| Exercise goal |
Would you repeat the listing exactly but omit every picture?

| Data supplied |
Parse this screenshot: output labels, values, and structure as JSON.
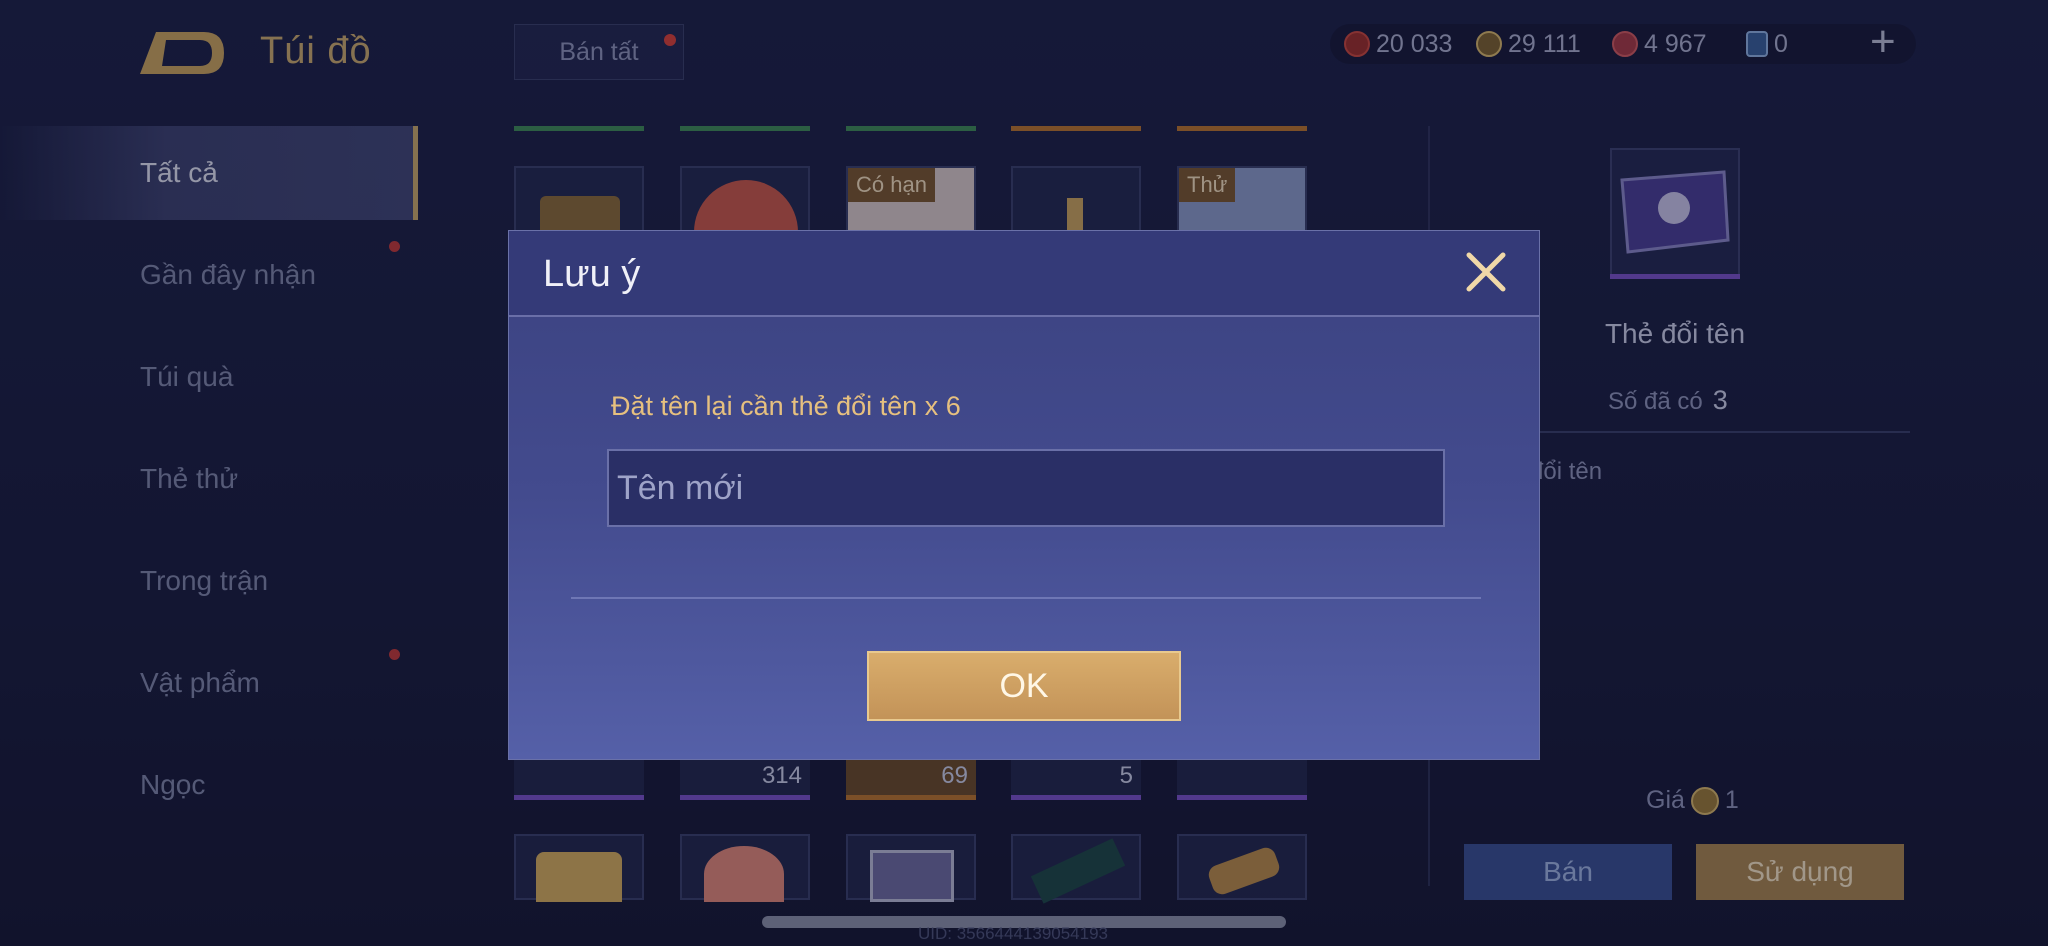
{
  "header": {
    "title": "Túi đồ",
    "sell_all_label": "Bán tất",
    "currencies": [
      {
        "icon": "red-gem-icon",
        "value": "20 033",
        "color": "#b8403a"
      },
      {
        "icon": "gold-coin-icon",
        "value": "29 111",
        "color": "#c9a05a"
      },
      {
        "icon": "ruby-icon",
        "value": "4 967",
        "color": "#c0394a"
      },
      {
        "icon": "blue-card-icon",
        "value": "0",
        "color": "#7fa3d8"
      }
    ],
    "add_label": "+"
  },
  "sidebar": {
    "items": [
      {
        "label": "Tất cả",
        "active": true
      },
      {
        "label": "Gần đây nhận",
        "dot": true
      },
      {
        "label": "Túi quà"
      },
      {
        "label": "Thẻ thử"
      },
      {
        "label": "Trong trận"
      },
      {
        "label": "Vật phẩm",
        "dot": true
      },
      {
        "label": "Ngọc"
      }
    ]
  },
  "grid": {
    "tags": [
      "Có hạn",
      "Thử"
    ],
    "counts": [
      "314",
      "69",
      "5"
    ]
  },
  "detail": {
    "item_name": "Thẻ đổi tên",
    "owned_label": "Số đã có",
    "owned_value": "3",
    "description": "đổi tên",
    "price_label": "Giá",
    "price_value": "1",
    "sell_label": "Bán",
    "use_label": "Sử dụng"
  },
  "footer": {
    "uid": "UID: 3566444139054193"
  },
  "modal": {
    "title": "Lưu ý",
    "hint": "Đặt tên lại cần thẻ đổi tên x 6",
    "input_placeholder": "Tên mới",
    "ok_label": "OK"
  }
}
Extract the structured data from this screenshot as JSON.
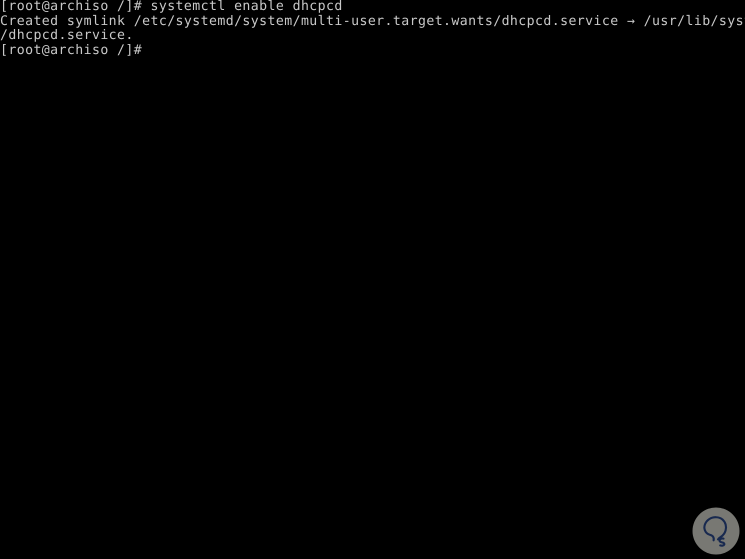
{
  "terminal": {
    "background_color": "#000000",
    "text_color": "#c8c8c8",
    "lines": [
      {
        "text": "[root@archiso /]# systemctl enable dhcpcd"
      },
      {
        "text": "Created symlink /etc/systemd/system/multi-user.target.wants/dhcpcd.service → /usr/lib/systemd/system"
      },
      {
        "text": "/dhcpcd.service."
      },
      {
        "text": "[root@archiso /]#"
      }
    ],
    "prompt": "[root@archiso /]#",
    "command": "systemctl enable dhcpcd",
    "hostname": "archiso",
    "user": "root",
    "working_directory": "/",
    "symlink_source": "/etc/systemd/system/multi-user.target.wants/dhcpcd.service",
    "symlink_target": "/usr/lib/systemd/system/dhcpcd.service",
    "arrow_glyph": "→"
  },
  "watermark": {
    "name": "solvetic-logo",
    "circle_color": "#9a9a94",
    "mark_color": "#1f3566",
    "opacity": "0.78"
  }
}
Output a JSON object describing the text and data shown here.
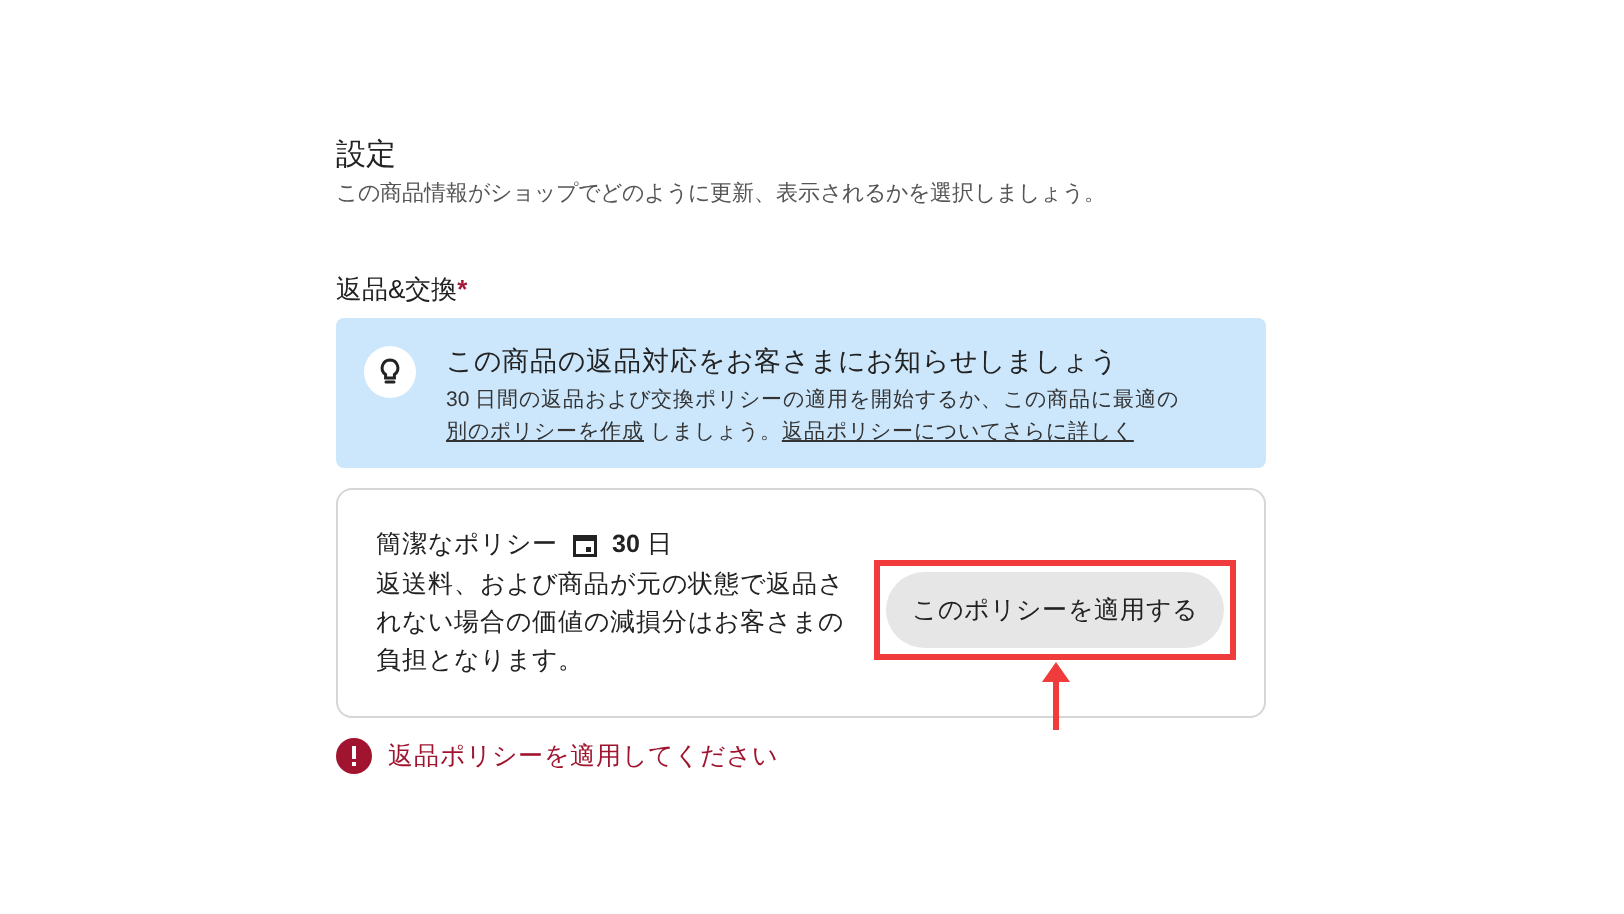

| Exercise output |
Parse this screenshot: output labels, values, and structure as JSON.
{
  "header": {
    "title": "Túi đồ",
    "sell_all_label": "Bán tất",
    "currencies": [
      {
        "icon": "red-gem-icon",
        "value": "20 033",
        "color": "#b8403a"
      },
      {
        "icon": "gold-coin-icon",
        "value": "29 111",
        "color": "#c9a05a"
      },
      {
        "icon": "ruby-icon",
        "value": "4 967",
        "color": "#c0394a"
      },
      {
        "icon": "blue-card-icon",
        "value": "0",
        "color": "#7fa3d8"
      }
    ],
    "add_label": "+"
  },
  "sidebar": {
    "items": [
      {
        "label": "Tất cả",
        "active": true
      },
      {
        "label": "Gần đây nhận",
        "dot": true
      },
      {
        "label": "Túi quà"
      },
      {
        "label": "Thẻ thử"
      },
      {
        "label": "Trong trận"
      },
      {
        "label": "Vật phẩm",
        "dot": true
      },
      {
        "label": "Ngọc"
      }
    ]
  },
  "grid": {
    "tags": [
      "Có hạn",
      "Thử"
    ],
    "counts": [
      "314",
      "69",
      "5"
    ]
  },
  "detail": {
    "item_name": "Thẻ đổi tên",
    "owned_label": "Số đã có",
    "owned_value": "3",
    "description": "đổi tên",
    "price_label": "Giá",
    "price_value": "1",
    "sell_label": "Bán",
    "use_label": "Sử dụng"
  },
  "footer": {
    "uid": "UID: 3566444139054193"
  },
  "modal": {
    "title": "Lưu ý",
    "hint": "Đặt tên lại cần thẻ đổi tên x 6",
    "input_placeholder": "Tên mới",
    "ok_label": "OK"
  }
}
Extract the structured data from this screenshot as JSON.
{
  "terminal": {
    "background_color": "#000000",
    "text_color": "#c8c8c8",
    "lines": [
      {
        "text": "[root@archiso /]# systemctl enable dhcpcd"
      },
      {
        "text": "Created symlink /etc/systemd/system/multi-user.target.wants/dhcpcd.service → /usr/lib/systemd/system"
      },
      {
        "text": "/dhcpcd.service."
      },
      {
        "text": "[root@archiso /]#"
      }
    ],
    "prompt": "[root@archiso /]#",
    "command": "systemctl enable dhcpcd",
    "hostname": "archiso",
    "user": "root",
    "working_directory": "/",
    "symlink_source": "/etc/systemd/system/multi-user.target.wants/dhcpcd.service",
    "symlink_target": "/usr/lib/systemd/system/dhcpcd.service",
    "arrow_glyph": "→"
  },
  "watermark": {
    "name": "solvetic-logo",
    "circle_color": "#9a9a94",
    "mark_color": "#1f3566",
    "opacity": "0.78"
  }
}
Output a JSON object describing the text and data shown here.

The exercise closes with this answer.